(Dataset entries)

────────

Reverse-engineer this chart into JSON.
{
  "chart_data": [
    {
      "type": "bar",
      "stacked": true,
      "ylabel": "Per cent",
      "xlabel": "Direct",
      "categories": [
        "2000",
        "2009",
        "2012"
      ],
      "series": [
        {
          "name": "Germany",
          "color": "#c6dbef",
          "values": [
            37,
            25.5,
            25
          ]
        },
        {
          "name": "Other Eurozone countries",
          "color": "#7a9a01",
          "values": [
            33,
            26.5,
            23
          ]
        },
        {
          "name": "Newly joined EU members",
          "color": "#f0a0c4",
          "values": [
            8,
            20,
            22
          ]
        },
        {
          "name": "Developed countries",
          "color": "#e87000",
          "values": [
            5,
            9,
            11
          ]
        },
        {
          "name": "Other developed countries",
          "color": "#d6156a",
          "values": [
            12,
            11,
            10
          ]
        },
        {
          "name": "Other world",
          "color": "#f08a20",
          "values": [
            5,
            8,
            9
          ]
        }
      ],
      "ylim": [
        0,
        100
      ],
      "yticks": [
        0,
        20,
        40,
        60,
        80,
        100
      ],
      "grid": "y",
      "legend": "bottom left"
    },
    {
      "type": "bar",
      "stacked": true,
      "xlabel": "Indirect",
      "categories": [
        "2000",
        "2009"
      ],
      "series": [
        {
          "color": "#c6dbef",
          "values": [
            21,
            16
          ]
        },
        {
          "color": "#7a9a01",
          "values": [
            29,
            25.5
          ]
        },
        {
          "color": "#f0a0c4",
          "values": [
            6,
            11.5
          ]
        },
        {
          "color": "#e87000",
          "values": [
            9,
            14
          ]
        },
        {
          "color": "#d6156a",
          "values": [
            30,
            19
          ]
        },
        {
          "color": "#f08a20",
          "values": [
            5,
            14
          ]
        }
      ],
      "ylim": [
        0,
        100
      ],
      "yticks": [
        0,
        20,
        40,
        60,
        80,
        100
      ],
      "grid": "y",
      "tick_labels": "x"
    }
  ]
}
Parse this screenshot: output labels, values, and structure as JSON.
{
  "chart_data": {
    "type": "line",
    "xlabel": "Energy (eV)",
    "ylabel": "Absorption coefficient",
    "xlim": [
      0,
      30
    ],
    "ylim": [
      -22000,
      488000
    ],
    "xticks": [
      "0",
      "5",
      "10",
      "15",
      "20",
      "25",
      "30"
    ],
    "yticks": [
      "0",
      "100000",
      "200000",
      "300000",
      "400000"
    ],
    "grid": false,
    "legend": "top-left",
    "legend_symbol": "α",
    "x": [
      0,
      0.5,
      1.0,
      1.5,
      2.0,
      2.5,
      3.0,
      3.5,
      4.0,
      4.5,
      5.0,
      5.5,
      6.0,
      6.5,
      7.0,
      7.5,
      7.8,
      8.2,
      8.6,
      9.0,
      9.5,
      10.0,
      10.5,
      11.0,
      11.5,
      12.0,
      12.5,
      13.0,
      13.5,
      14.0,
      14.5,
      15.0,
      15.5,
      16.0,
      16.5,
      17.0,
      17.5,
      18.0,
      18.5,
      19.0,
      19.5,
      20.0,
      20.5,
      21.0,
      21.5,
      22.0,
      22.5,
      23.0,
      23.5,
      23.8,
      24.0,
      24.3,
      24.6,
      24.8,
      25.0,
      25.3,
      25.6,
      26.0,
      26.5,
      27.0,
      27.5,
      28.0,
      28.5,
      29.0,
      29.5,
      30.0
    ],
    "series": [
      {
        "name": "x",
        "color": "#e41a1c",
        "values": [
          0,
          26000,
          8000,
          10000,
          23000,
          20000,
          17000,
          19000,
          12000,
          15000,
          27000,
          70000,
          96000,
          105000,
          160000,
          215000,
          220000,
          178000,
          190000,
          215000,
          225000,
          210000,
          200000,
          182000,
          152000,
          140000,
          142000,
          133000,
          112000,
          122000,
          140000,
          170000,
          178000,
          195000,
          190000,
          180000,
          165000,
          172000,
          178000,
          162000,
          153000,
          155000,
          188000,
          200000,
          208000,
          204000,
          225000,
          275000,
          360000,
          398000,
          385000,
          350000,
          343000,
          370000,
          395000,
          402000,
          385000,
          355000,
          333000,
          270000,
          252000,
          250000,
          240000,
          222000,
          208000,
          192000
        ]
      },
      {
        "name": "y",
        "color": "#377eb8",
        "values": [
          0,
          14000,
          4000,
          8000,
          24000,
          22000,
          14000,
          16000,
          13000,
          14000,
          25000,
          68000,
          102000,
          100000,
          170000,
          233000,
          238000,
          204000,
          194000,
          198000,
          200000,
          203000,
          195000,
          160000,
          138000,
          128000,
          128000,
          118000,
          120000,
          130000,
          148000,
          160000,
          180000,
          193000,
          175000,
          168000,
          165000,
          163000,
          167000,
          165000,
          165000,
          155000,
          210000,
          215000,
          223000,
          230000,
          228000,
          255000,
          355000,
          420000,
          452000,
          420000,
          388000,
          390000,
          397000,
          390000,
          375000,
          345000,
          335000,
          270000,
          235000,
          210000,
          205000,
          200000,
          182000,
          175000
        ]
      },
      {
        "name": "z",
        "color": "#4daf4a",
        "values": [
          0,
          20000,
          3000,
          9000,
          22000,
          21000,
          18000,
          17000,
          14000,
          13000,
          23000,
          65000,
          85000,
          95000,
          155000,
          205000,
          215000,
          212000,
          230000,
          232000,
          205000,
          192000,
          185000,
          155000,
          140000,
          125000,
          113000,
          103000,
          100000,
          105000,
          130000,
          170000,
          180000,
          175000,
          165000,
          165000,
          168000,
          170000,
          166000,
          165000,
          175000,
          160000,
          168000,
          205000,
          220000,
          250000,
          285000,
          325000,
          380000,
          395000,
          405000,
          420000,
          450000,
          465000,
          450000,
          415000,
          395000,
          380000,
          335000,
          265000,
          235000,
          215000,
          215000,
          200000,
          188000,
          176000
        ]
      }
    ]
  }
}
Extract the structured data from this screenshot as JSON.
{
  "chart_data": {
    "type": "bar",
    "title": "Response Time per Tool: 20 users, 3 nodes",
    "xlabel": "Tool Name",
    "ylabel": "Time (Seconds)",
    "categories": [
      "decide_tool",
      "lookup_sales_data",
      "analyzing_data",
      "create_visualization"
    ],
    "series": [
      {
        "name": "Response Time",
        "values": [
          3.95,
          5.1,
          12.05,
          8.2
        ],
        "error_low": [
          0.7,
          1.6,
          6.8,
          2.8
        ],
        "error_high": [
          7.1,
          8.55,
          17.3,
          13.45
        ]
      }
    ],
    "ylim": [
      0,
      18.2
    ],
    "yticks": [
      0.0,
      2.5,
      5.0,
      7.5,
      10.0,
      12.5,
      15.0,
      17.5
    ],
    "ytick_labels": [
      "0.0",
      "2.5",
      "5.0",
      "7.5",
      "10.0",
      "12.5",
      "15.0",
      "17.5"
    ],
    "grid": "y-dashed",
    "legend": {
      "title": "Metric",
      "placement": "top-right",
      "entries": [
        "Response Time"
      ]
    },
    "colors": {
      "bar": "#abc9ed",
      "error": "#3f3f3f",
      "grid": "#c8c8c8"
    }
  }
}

────────

• **Stated goal**
Take the entries above and transcribe them exactly.

• **Answer in full**
Reverse-engineer this chart into JSON.
{
  "chart_data": [
    {
      "type": "bar",
      "stacked": true,
      "ylabel": "Per cent",
      "xlabel": "Direct",
      "categories": [
        "2000",
        "2009",
        "2012"
      ],
      "series": [
        {
          "name": "Germany",
          "color": "#c6dbef",
          "values": [
            37,
            25.5,
            25
          ]
        },
        {
          "name": "Other Eurozone countries",
          "color": "#7a9a01",
          "values": [
            33,
            26.5,
            23
          ]
        },
        {
          "name": "Newly joined EU members",
          "color": "#f0a0c4",
          "values": [
            8,
            20,
            22
          ]
        },
        {
          "name": "Developed countries",
          "color": "#e87000",
          "values": [
            5,
            9,
            11
          ]
        },
        {
          "name": "Other developed countries",
          "color": "#d6156a",
          "values": [
            12,
            11,
            10
          ]
        },
        {
          "name": "Other world",
          "color": "#f08a20",
          "values": [
            5,
            8,
            9
          ]
        }
      ],
      "ylim": [
        0,
        100
      ],
      "yticks": [
        0,
        20,
        40,
        60,
        80,
        100
      ],
      "grid": "y",
      "legend": "bottom left"
    },
    {
      "type": "bar",
      "stacked": true,
      "xlabel": "Indirect",
      "categories": [
        "2000",
        "2009"
      ],
      "series": [
        {
          "color": "#c6dbef",
          "values": [
            21,
            16
          ]
        },
        {
          "color": "#7a9a01",
          "values": [
            29,
            25.5
          ]
        },
        {
          "color": "#f0a0c4",
          "values": [
            6,
            11.5
          ]
        },
        {
          "color": "#e87000",
          "values": [
            9,
            14
          ]
        },
        {
          "color": "#d6156a",
          "values": [
            30,
            19
          ]
        },
        {
          "color": "#f08a20",
          "values": [
            5,
            14
          ]
        }
      ],
      "ylim": [
        0,
        100
      ],
      "yticks": [
        0,
        20,
        40,
        60,
        80,
        100
      ],
      "grid": "y",
      "tick_labels": "x"
    }
  ]
}
Parse this screenshot: output labels, values, and structure as JSON.
{
  "chart_data": {
    "type": "line",
    "xlabel": "Energy (eV)",
    "ylabel": "Absorption coefficient",
    "xlim": [
      0,
      30
    ],
    "ylim": [
      -22000,
      488000
    ],
    "xticks": [
      "0",
      "5",
      "10",
      "15",
      "20",
      "25",
      "30"
    ],
    "yticks": [
      "0",
      "100000",
      "200000",
      "300000",
      "400000"
    ],
    "grid": false,
    "legend": "top-left",
    "legend_symbol": "α",
    "x": [
      0,
      0.5,
      1.0,
      1.5,
      2.0,
      2.5,
      3.0,
      3.5,
      4.0,
      4.5,
      5.0,
      5.5,
      6.0,
      6.5,
      7.0,
      7.5,
      7.8,
      8.2,
      8.6,
      9.0,
      9.5,
      10.0,
      10.5,
      11.0,
      11.5,
      12.0,
      12.5,
      13.0,
      13.5,
      14.0,
      14.5,
      15.0,
      15.5,
      16.0,
      16.5,
      17.0,
      17.5,
      18.0,
      18.5,
      19.0,
      19.5,
      20.0,
      20.5,
      21.0,
      21.5,
      22.0,
      22.5,
      23.0,
      23.5,
      23.8,
      24.0,
      24.3,
      24.6,
      24.8,
      25.0,
      25.3,
      25.6,
      26.0,
      26.5,
      27.0,
      27.5,
      28.0,
      28.5,
      29.0,
      29.5,
      30.0
    ],
    "series": [
      {
        "name": "x",
        "color": "#e41a1c",
        "values": [
          0,
          26000,
          8000,
          10000,
          23000,
          20000,
          17000,
          19000,
          12000,
          15000,
          27000,
          70000,
          96000,
          105000,
          160000,
          215000,
          220000,
          178000,
          190000,
          215000,
          225000,
          210000,
          200000,
          182000,
          152000,
          140000,
          142000,
          133000,
          112000,
          122000,
          140000,
          170000,
          178000,
          195000,
          190000,
          180000,
          165000,
          172000,
          178000,
          162000,
          153000,
          155000,
          188000,
          200000,
          208000,
          204000,
          225000,
          275000,
          360000,
          398000,
          385000,
          350000,
          343000,
          370000,
          395000,
          402000,
          385000,
          355000,
          333000,
          270000,
          252000,
          250000,
          240000,
          222000,
          208000,
          192000
        ]
      },
      {
        "name": "y",
        "color": "#377eb8",
        "values": [
          0,
          14000,
          4000,
          8000,
          24000,
          22000,
          14000,
          16000,
          13000,
          14000,
          25000,
          68000,
          102000,
          100000,
          170000,
          233000,
          238000,
          204000,
          194000,
          198000,
          200000,
          203000,
          195000,
          160000,
          138000,
          128000,
          128000,
          118000,
          120000,
          130000,
          148000,
          160000,
          180000,
          193000,
          175000,
          168000,
          165000,
          163000,
          167000,
          165000,
          165000,
          155000,
          210000,
          215000,
          223000,
          230000,
          228000,
          255000,
          355000,
          420000,
          452000,
          420000,
          388000,
          390000,
          397000,
          390000,
          375000,
          345000,
          335000,
          270000,
          235000,
          210000,
          205000,
          200000,
          182000,
          175000
        ]
      },
      {
        "name": "z",
        "color": "#4daf4a",
        "values": [
          0,
          20000,
          3000,
          9000,
          22000,
          21000,
          18000,
          17000,
          14000,
          13000,
          23000,
          65000,
          85000,
          95000,
          155000,
          205000,
          215000,
          212000,
          230000,
          232000,
          205000,
          192000,
          185000,
          155000,
          140000,
          125000,
          113000,
          103000,
          100000,
          105000,
          130000,
          170000,
          180000,
          175000,
          165000,
          165000,
          168000,
          170000,
          166000,
          165000,
          175000,
          160000,
          168000,
          205000,
          220000,
          250000,
          285000,
          325000,
          380000,
          395000,
          405000,
          420000,
          450000,
          465000,
          450000,
          415000,
          395000,
          380000,
          335000,
          265000,
          235000,
          215000,
          215000,
          200000,
          188000,
          176000
        ]
      }
    ]
  }
}
Extract the structured data from this screenshot as JSON.
{
  "chart_data": {
    "type": "bar",
    "title": "Response Time per Tool: 20 users, 3 nodes",
    "xlabel": "Tool Name",
    "ylabel": "Time (Seconds)",
    "categories": [
      "decide_tool",
      "lookup_sales_data",
      "analyzing_data",
      "create_visualization"
    ],
    "series": [
      {
        "name": "Response Time",
        "values": [
          3.95,
          5.1,
          12.05,
          8.2
        ],
        "error_low": [
          0.7,
          1.6,
          6.8,
          2.8
        ],
        "error_high": [
          7.1,
          8.55,
          17.3,
          13.45
        ]
      }
    ],
    "ylim": [
      0,
      18.2
    ],
    "yticks": [
      0.0,
      2.5,
      5.0,
      7.5,
      10.0,
      12.5,
      15.0,
      17.5
    ],
    "ytick_labels": [
      "0.0",
      "2.5",
      "5.0",
      "7.5",
      "10.0",
      "12.5",
      "15.0",
      "17.5"
    ],
    "grid": "y-dashed",
    "legend": {
      "title": "Metric",
      "placement": "top-right",
      "entries": [
        "Response Time"
      ]
    },
    "colors": {
      "bar": "#abc9ed",
      "error": "#3f3f3f",
      "grid": "#c8c8c8"
    }
  }
}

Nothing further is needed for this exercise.